§ **Task requirements**
Count, in the entries, the lines with "arcsec". Answer with the number only.

§ **Extracted entries**
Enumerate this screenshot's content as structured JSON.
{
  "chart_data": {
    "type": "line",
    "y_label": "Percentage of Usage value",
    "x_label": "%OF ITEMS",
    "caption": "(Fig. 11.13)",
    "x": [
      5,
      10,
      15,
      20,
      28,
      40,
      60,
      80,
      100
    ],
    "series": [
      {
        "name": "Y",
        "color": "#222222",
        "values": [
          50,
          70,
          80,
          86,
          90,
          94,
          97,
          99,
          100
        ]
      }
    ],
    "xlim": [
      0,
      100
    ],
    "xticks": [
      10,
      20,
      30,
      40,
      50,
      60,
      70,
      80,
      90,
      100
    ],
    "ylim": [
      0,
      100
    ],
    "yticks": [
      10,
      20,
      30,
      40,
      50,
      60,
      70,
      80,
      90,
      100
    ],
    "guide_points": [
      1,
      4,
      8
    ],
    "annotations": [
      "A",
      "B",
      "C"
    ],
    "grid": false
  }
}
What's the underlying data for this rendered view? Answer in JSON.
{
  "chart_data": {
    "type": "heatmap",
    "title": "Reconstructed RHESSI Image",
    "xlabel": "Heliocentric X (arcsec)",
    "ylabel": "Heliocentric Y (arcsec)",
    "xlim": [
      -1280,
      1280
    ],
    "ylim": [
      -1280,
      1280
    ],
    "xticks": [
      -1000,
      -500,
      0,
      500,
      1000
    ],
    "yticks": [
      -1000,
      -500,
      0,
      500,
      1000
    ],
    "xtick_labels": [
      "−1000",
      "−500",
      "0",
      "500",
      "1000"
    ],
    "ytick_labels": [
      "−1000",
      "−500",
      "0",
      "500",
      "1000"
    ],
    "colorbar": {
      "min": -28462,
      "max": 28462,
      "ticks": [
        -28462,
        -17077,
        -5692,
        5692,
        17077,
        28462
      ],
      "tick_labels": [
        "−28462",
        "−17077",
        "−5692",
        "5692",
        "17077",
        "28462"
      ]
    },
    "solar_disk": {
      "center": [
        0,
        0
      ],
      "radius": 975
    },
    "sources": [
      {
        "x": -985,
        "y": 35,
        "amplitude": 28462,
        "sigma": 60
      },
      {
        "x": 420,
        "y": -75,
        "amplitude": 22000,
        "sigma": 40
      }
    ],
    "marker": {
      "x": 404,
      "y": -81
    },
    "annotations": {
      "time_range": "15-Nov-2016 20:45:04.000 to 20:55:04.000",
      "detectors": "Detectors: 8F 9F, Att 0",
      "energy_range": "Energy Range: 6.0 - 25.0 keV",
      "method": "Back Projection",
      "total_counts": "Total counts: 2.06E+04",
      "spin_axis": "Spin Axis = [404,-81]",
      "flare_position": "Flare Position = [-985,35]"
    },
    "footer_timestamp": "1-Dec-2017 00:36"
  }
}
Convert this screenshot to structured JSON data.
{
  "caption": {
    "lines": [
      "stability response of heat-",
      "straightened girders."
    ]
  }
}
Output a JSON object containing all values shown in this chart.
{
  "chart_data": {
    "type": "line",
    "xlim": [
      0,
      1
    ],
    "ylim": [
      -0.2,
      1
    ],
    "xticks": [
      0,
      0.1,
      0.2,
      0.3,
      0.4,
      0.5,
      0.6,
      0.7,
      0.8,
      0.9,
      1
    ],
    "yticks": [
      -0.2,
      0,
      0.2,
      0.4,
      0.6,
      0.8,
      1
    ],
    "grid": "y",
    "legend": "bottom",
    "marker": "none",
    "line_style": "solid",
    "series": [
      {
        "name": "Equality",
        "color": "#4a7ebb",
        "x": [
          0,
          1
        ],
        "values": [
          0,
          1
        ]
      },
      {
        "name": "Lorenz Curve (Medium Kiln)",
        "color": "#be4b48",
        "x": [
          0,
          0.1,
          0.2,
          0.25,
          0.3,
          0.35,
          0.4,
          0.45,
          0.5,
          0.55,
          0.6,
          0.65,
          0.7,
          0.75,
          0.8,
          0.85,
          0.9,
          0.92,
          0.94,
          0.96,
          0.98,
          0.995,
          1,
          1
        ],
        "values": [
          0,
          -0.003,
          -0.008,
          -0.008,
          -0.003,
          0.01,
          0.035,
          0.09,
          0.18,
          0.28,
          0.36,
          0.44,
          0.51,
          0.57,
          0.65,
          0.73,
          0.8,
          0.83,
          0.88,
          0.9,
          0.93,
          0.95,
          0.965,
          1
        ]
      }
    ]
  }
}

§ **Task output**
2